Below are some records: retype them all exactly, but not the pictures.
━━━ Source material
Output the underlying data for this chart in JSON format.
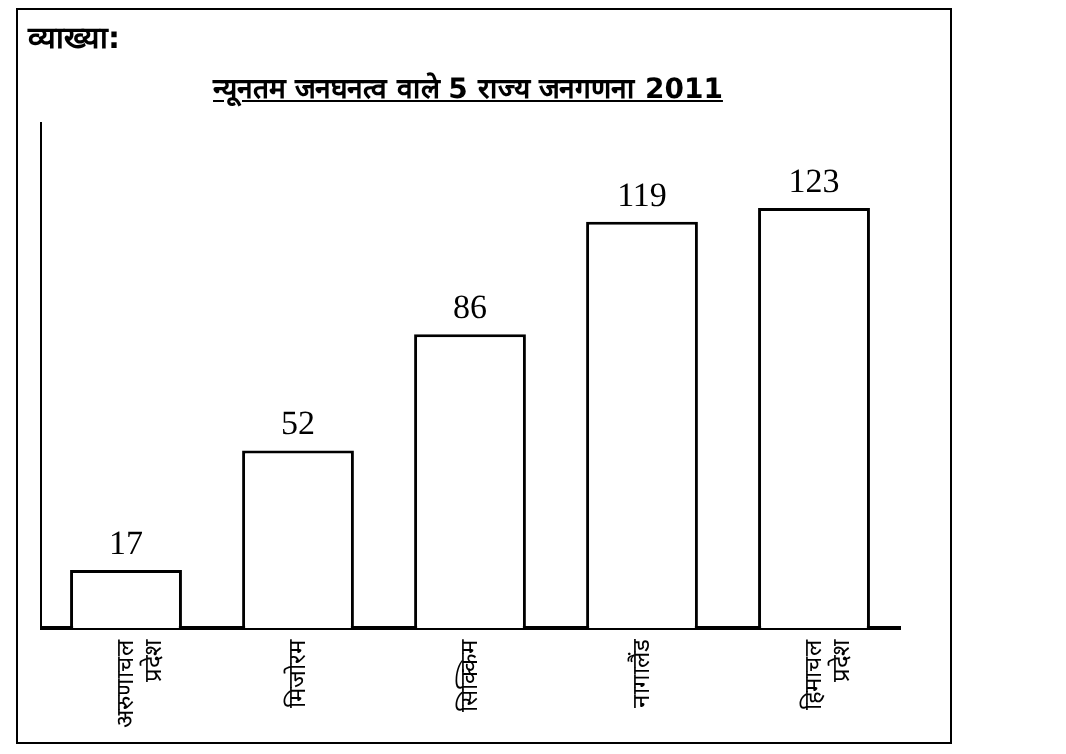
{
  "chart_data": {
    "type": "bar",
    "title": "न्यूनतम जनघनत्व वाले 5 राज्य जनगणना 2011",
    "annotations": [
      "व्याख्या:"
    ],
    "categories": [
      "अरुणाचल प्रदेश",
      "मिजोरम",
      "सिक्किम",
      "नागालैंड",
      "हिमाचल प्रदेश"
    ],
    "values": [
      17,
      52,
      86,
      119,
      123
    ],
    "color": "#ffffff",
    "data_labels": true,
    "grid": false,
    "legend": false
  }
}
━━━━━━
» **Finished task**:
Output the underlying data for this chart in JSON format.
{
  "chart_data": {
    "type": "bar",
    "title": "न्यूनतम जनघनत्व वाले 5 राज्य जनगणना 2011",
    "annotations": [
      "व्याख्या:"
    ],
    "categories": [
      "अरुणाचल प्रदेश",
      "मिजोरम",
      "सिक्किम",
      "नागालैंड",
      "हिमाचल प्रदेश"
    ],
    "values": [
      17,
      52,
      86,
      119,
      123
    ],
    "color": "#ffffff",
    "data_labels": true,
    "grid": false,
    "legend": false
  }
}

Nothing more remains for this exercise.